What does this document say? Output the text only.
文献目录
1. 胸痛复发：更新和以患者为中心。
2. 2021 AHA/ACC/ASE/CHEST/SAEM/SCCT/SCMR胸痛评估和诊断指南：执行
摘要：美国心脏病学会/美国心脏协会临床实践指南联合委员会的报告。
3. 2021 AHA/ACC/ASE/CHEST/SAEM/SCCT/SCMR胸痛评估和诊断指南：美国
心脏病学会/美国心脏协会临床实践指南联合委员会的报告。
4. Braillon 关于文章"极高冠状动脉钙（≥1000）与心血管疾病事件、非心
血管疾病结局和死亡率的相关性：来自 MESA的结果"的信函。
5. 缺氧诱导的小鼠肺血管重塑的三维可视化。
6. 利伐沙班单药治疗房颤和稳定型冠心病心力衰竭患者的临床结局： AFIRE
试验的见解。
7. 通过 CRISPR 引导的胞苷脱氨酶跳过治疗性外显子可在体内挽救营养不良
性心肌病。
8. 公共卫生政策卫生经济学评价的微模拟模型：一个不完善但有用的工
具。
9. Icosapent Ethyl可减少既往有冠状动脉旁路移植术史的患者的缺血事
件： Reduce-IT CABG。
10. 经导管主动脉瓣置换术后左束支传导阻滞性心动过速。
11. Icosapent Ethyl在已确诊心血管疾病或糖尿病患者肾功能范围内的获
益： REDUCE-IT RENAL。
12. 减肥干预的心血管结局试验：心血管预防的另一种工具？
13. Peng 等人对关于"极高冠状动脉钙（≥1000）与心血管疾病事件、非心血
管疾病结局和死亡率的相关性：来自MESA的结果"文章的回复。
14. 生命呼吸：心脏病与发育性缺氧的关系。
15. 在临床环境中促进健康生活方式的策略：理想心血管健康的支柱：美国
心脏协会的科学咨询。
========================================================================
Challenge » Nothing should be changed: write out all of the data as is.

Response to this task »
What does this document say? Output the text only.
文献目录
1. 胸痛复发：更新和以患者为中心。
2. 2021 AHA/ACC/ASE/CHEST/SAEM/SCCT/SCMR胸痛评估和诊断指南：执行
摘要：美国心脏病学会/美国心脏协会临床实践指南联合委员会的报告。
3. 2021 AHA/ACC/ASE/CHEST/SAEM/SCCT/SCMR胸痛评估和诊断指南：美国
心脏病学会/美国心脏协会临床实践指南联合委员会的报告。
4. Braillon 关于文章"极高冠状动脉钙（≥1000）与心血管疾病事件、非心
血管疾病结局和死亡率的相关性：来自 MESA的结果"的信函。
5. 缺氧诱导的小鼠肺血管重塑的三维可视化。
6. 利伐沙班单药治疗房颤和稳定型冠心病心力衰竭患者的临床结局： AFIRE
试验的见解。
7. 通过 CRISPR 引导的胞苷脱氨酶跳过治疗性外显子可在体内挽救营养不良
性心肌病。
8. 公共卫生政策卫生经济学评价的微模拟模型：一个不完善但有用的工
具。
9. Icosapent Ethyl可减少既往有冠状动脉旁路移植术史的患者的缺血事
件： Reduce-IT CABG。
10. 经导管主动脉瓣置换术后左束支传导阻滞性心动过速。
11. Icosapent Ethyl在已确诊心血管疾病或糖尿病患者肾功能范围内的获
益： REDUCE-IT RENAL。
12. 减肥干预的心血管结局试验：心血管预防的另一种工具？
13. Peng 等人对关于"极高冠状动脉钙（≥1000）与心血管疾病事件、非心血
管疾病结局和死亡率的相关性：来自MESA的结果"文章的回复。
14. 生命呼吸：心脏病与发育性缺氧的关系。
15. 在临床环境中促进健康生活方式的策略：理想心血管健康的支柱：美国
心脏协会的科学咨询。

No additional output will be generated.